REQUIRED WORK
Go through the lines below and copy each one that holds the string "when".

Data extracted from a collection
■ ■ ■
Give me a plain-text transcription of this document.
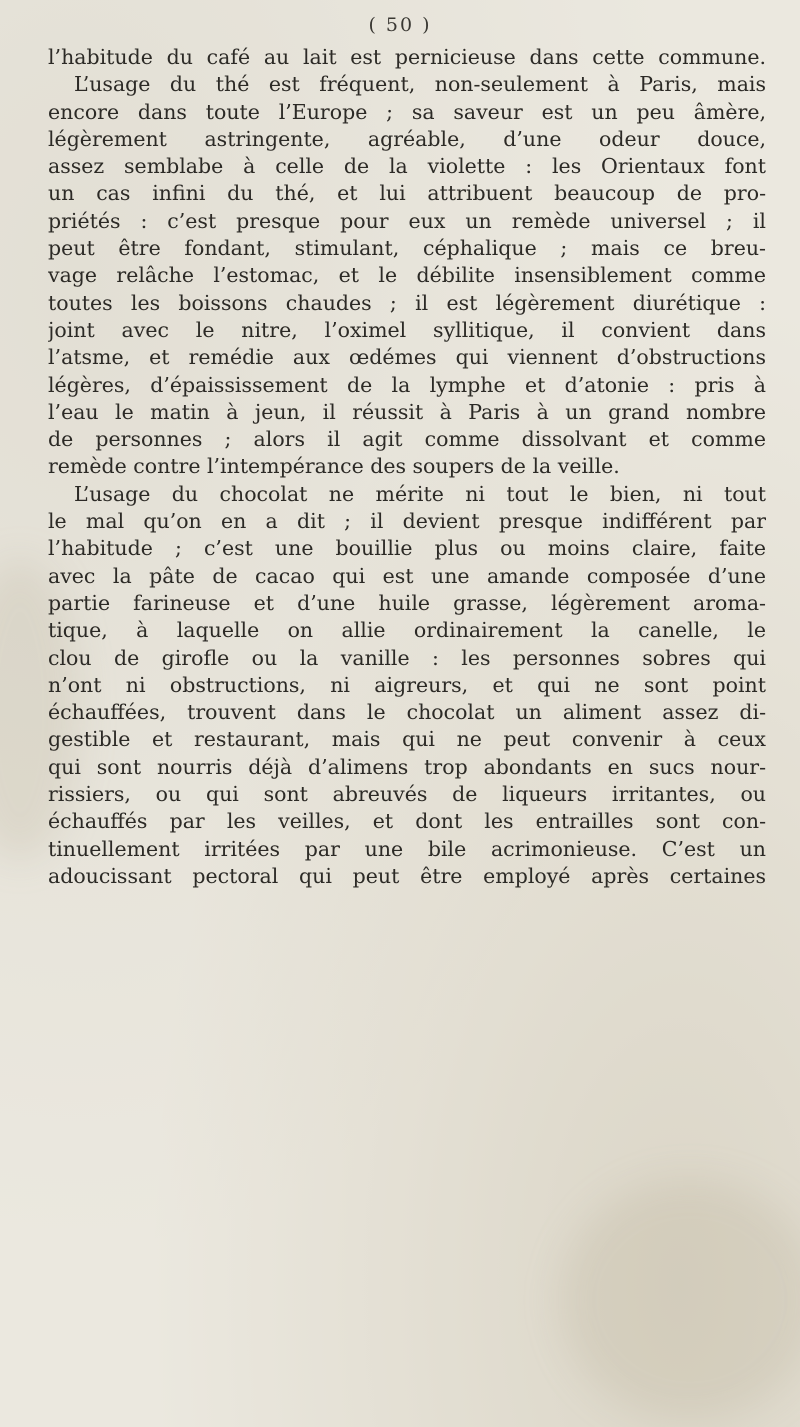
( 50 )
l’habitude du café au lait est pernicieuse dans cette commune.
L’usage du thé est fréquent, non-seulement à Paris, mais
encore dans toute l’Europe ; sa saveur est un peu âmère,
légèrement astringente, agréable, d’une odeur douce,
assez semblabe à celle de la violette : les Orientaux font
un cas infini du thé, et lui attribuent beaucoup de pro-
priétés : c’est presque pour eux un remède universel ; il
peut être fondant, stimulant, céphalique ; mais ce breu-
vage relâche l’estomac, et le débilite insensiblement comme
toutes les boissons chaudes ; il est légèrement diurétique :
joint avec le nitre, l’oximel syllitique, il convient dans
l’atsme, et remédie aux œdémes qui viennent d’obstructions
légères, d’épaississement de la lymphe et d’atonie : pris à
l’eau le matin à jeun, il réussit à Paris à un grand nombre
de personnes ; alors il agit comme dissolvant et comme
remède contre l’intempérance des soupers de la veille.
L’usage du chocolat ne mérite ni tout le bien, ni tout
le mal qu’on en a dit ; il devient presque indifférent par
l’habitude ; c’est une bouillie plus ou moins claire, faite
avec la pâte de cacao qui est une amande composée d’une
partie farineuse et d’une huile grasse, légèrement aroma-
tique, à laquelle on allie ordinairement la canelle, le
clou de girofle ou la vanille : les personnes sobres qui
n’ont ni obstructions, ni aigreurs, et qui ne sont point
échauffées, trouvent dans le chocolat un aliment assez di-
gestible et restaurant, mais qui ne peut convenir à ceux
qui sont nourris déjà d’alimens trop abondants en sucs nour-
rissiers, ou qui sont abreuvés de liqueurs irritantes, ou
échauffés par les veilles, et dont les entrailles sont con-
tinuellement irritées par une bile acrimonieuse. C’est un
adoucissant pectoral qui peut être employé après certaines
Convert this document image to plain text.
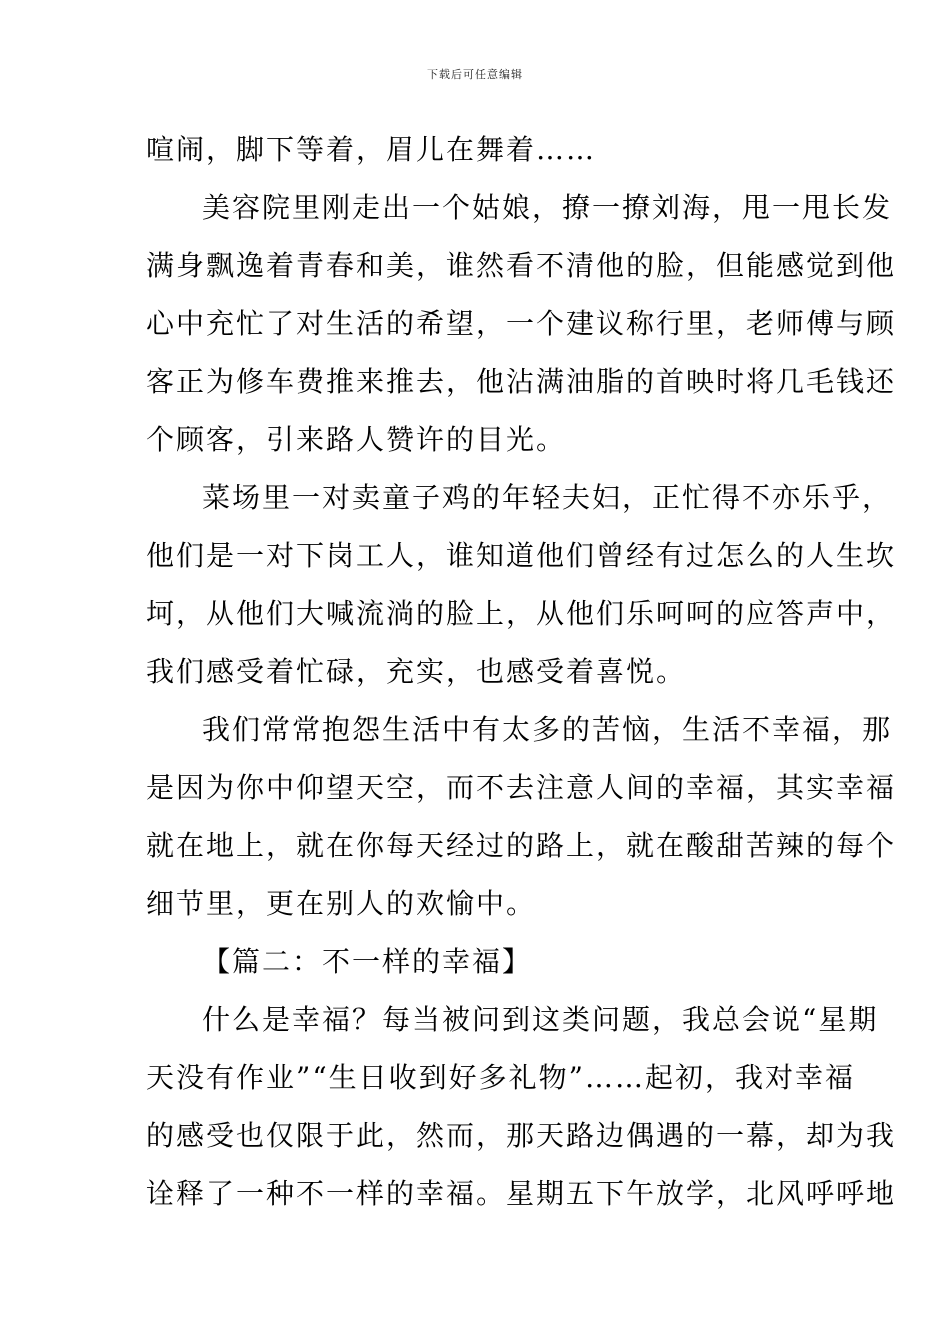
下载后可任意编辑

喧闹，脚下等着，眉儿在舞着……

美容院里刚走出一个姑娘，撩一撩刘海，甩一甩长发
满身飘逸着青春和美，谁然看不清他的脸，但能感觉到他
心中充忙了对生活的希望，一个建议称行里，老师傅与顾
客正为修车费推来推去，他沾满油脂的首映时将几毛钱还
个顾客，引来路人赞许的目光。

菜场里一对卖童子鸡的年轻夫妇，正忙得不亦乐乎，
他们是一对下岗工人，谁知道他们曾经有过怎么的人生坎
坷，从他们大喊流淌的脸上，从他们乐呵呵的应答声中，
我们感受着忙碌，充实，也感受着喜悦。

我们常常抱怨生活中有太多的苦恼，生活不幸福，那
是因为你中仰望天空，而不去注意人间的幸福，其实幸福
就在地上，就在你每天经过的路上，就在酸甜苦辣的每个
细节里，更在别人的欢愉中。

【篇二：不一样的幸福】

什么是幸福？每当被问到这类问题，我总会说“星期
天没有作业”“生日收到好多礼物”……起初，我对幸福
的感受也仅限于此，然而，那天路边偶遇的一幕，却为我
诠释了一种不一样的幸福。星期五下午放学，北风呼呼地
■ ■ ■
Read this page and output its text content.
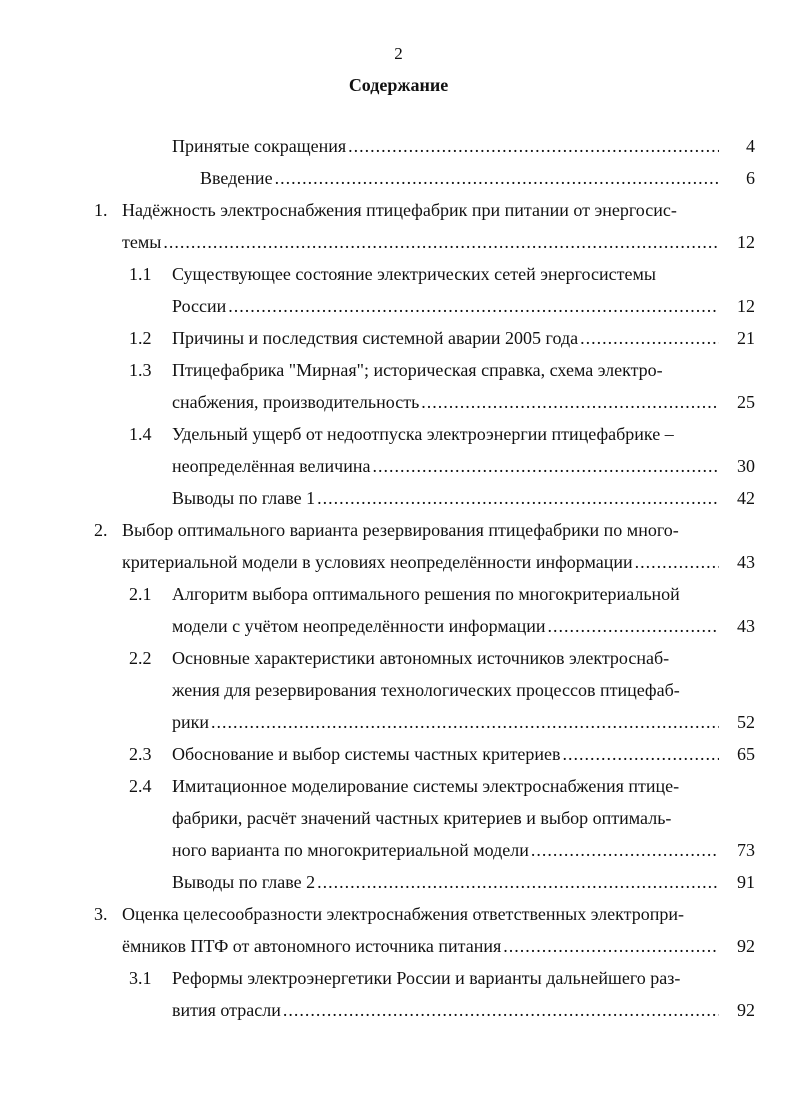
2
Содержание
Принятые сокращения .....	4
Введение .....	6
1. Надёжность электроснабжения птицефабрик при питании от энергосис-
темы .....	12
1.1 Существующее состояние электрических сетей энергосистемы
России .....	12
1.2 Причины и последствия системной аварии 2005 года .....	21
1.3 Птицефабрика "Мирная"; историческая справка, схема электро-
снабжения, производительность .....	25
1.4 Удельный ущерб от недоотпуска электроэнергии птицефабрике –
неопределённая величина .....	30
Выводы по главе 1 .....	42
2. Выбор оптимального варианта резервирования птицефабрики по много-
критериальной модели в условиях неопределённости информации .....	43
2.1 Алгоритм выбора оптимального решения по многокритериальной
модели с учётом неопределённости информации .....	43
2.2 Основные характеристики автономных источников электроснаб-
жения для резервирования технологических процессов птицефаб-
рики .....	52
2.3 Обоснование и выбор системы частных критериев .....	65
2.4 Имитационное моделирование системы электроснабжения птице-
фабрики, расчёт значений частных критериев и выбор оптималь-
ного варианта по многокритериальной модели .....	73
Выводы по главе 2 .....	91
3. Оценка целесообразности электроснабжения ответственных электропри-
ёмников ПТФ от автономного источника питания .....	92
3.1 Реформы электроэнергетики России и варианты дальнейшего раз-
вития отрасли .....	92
■ ■ ■
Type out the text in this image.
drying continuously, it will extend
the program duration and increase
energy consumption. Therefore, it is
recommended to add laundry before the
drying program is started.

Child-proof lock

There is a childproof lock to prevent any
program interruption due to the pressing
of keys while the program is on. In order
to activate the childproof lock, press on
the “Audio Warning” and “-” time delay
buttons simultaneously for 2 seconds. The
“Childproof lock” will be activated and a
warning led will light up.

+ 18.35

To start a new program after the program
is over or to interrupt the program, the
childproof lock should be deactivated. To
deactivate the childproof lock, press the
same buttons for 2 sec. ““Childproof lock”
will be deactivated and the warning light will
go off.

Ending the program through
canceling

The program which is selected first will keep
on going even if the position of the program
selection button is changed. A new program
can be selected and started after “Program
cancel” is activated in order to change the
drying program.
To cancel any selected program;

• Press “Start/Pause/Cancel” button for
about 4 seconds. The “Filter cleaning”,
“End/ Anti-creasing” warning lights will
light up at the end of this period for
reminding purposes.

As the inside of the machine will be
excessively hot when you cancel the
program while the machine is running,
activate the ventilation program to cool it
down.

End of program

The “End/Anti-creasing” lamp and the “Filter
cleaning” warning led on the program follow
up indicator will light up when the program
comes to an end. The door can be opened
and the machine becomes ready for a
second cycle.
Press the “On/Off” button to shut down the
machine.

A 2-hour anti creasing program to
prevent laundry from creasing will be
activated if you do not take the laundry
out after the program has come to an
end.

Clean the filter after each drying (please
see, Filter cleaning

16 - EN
■ ■ ■
EXERCISE ANSWER
excessively hot when you cancel the
up indicator will light up when the program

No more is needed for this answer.